(TASK TO CARRY OUT)
Return every line of the material exactly.

[A run of records]
----
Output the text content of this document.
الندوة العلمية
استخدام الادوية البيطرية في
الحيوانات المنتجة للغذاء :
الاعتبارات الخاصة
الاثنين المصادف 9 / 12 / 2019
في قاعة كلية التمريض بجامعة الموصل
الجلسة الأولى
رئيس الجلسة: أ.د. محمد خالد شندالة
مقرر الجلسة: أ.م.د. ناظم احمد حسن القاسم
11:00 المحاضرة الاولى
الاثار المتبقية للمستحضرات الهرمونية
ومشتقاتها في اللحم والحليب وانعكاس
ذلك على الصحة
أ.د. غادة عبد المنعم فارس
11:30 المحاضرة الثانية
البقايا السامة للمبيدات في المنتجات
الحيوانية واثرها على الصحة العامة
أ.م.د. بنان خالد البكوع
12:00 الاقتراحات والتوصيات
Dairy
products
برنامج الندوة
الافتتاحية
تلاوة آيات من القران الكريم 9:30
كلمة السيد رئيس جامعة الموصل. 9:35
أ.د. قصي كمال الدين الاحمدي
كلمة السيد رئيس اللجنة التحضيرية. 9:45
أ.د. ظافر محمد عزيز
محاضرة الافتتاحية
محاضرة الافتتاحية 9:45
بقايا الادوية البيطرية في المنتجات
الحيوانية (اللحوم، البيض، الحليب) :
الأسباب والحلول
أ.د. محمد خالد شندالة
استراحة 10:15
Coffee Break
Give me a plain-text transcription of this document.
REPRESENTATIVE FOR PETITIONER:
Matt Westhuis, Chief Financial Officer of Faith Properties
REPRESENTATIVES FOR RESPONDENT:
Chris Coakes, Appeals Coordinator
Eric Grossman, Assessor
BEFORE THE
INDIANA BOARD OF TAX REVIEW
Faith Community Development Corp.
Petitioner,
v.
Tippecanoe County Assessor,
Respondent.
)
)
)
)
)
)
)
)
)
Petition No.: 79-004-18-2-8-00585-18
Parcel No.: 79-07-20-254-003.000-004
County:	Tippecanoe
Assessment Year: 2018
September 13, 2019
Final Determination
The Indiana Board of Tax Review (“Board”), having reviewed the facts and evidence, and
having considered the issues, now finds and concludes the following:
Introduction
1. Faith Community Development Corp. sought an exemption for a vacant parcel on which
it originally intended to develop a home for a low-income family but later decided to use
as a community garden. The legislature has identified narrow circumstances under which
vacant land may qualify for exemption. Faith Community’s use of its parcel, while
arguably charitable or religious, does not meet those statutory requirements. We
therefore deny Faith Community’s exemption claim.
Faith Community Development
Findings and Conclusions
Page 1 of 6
----
(RESPONSE BELOW)
Output the text content of this document.
الندوة العلمية
استخدام الادوية البيطرية في
الحيوانات المنتجة للغذاء :
الاعتبارات الخاصة
الاثنين المصادف 9 / 12 / 2019
في قاعة كلية التمريض بجامعة الموصل
الجلسة الأولى
رئيس الجلسة: أ.د. محمد خالد شندالة
مقرر الجلسة: أ.م.د. ناظم احمد حسن القاسم
11:00 المحاضرة الاولى
الاثار المتبقية للمستحضرات الهرمونية
ومشتقاتها في اللحم والحليب وانعكاس
ذلك على الصحة
أ.د. غادة عبد المنعم فارس
11:30 المحاضرة الثانية
البقايا السامة للمبيدات في المنتجات
الحيوانية واثرها على الصحة العامة
أ.م.د. بنان خالد البكوع
12:00 الاقتراحات والتوصيات
Dairy
products
برنامج الندوة
الافتتاحية
تلاوة آيات من القران الكريم 9:30
كلمة السيد رئيس جامعة الموصل. 9:35
أ.د. قصي كمال الدين الاحمدي
كلمة السيد رئيس اللجنة التحضيرية. 9:45
أ.د. ظافر محمد عزيز
محاضرة الافتتاحية
محاضرة الافتتاحية 9:45
بقايا الادوية البيطرية في المنتجات
الحيوانية (اللحوم، البيض، الحليب) :
الأسباب والحلول
أ.د. محمد خالد شندالة
استراحة 10:15
Coffee Break
Give me a plain-text transcription of this document.
REPRESENTATIVE FOR PETITIONER:
Matt Westhuis, Chief Financial Officer of Faith Properties
REPRESENTATIVES FOR RESPONDENT:
Chris Coakes, Appeals Coordinator
Eric Grossman, Assessor
BEFORE THE
INDIANA BOARD OF TAX REVIEW
Faith Community Development Corp.
Petitioner,
v.
Tippecanoe County Assessor,
Respondent.
)
)
)
)
)
)
)
)
)
Petition No.: 79-004-18-2-8-00585-18
Parcel No.: 79-07-20-254-003.000-004
County:	Tippecanoe
Assessment Year: 2018
September 13, 2019
Final Determination
The Indiana Board of Tax Review (“Board”), having reviewed the facts and evidence, and
having considered the issues, now finds and concludes the following:
Introduction
1. Faith Community Development Corp. sought an exemption for a vacant parcel on which
it originally intended to develop a home for a low-income family but later decided to use
as a community garden. The legislature has identified narrow circumstances under which
vacant land may qualify for exemption. Faith Community’s use of its parcel, while
arguably charitable or religious, does not meet those statutory requirements. We
therefore deny Faith Community’s exemption claim.
Faith Community Development
Findings and Conclusions
Page 1 of 6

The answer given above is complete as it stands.